WORK TO BE COMPLETED -
Look through the data below and return each line where "программы" appears.

Items listed in a dataset -
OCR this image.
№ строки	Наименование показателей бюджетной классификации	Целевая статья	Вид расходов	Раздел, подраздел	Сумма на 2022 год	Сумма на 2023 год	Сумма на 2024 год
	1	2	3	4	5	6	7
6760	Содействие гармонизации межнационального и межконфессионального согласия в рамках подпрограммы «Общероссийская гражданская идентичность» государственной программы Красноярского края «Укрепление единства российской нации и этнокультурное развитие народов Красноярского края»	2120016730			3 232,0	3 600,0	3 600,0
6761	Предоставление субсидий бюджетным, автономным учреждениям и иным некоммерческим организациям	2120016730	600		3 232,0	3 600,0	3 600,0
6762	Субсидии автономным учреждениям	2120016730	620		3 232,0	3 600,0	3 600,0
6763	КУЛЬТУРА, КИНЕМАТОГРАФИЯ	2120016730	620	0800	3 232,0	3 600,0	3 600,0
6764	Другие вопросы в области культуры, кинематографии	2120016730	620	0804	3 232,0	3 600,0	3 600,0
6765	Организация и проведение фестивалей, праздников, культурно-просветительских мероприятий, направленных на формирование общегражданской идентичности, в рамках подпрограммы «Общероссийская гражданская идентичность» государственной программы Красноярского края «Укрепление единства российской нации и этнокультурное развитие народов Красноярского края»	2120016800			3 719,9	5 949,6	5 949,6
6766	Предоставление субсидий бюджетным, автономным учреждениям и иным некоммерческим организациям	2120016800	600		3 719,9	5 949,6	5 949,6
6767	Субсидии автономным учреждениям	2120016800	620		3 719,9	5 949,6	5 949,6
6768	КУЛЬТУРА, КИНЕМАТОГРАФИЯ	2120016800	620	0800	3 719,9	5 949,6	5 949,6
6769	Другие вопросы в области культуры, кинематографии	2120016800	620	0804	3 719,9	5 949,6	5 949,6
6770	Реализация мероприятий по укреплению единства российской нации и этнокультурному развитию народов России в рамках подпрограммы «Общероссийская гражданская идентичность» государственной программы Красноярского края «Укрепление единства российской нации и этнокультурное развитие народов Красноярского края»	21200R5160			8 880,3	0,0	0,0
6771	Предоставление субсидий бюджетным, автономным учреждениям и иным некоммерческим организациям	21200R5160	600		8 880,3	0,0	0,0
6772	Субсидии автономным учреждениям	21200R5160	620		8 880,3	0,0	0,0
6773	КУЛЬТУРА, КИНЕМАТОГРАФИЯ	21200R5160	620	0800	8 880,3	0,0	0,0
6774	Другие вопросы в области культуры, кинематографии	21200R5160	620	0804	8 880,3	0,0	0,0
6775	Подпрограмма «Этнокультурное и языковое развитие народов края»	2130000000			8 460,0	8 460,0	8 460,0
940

WRITTEN RESPONSE -
6760	Содействие гармонизации межнационального и межконфессионального согласия в рамках подпрограммы «Общероссийская гражданская идентичность» государственной программы Красноярского края «Укрепление единства российской нации и этнокультурное развитие народов Красноярского края»	2120016730			3 232,0	3 600,0	3 600,0
6765	Организация и проведение фестивалей, праздников, культурно-просветительских мероприятий, направленных на формирование общегражданской идентичности, в рамках подпрограммы «Общероссийская гражданская идентичность» государственной программы Красноярского края «Укрепление единства российской нации и этнокультурное развитие народов Красноярского края»	2120016800			3 719,9	5 949,6	5 949,6
6770	Реализация мероприятий по укреплению единства российской нации и этнокультурному развитию народов России в рамках подпрограммы «Общероссийская гражданская идентичность» государственной программы Красноярского края «Укрепление единства российской нации и этнокультурное развитие народов Красноярского края»	21200R5160			8 880,3	0,0	0,0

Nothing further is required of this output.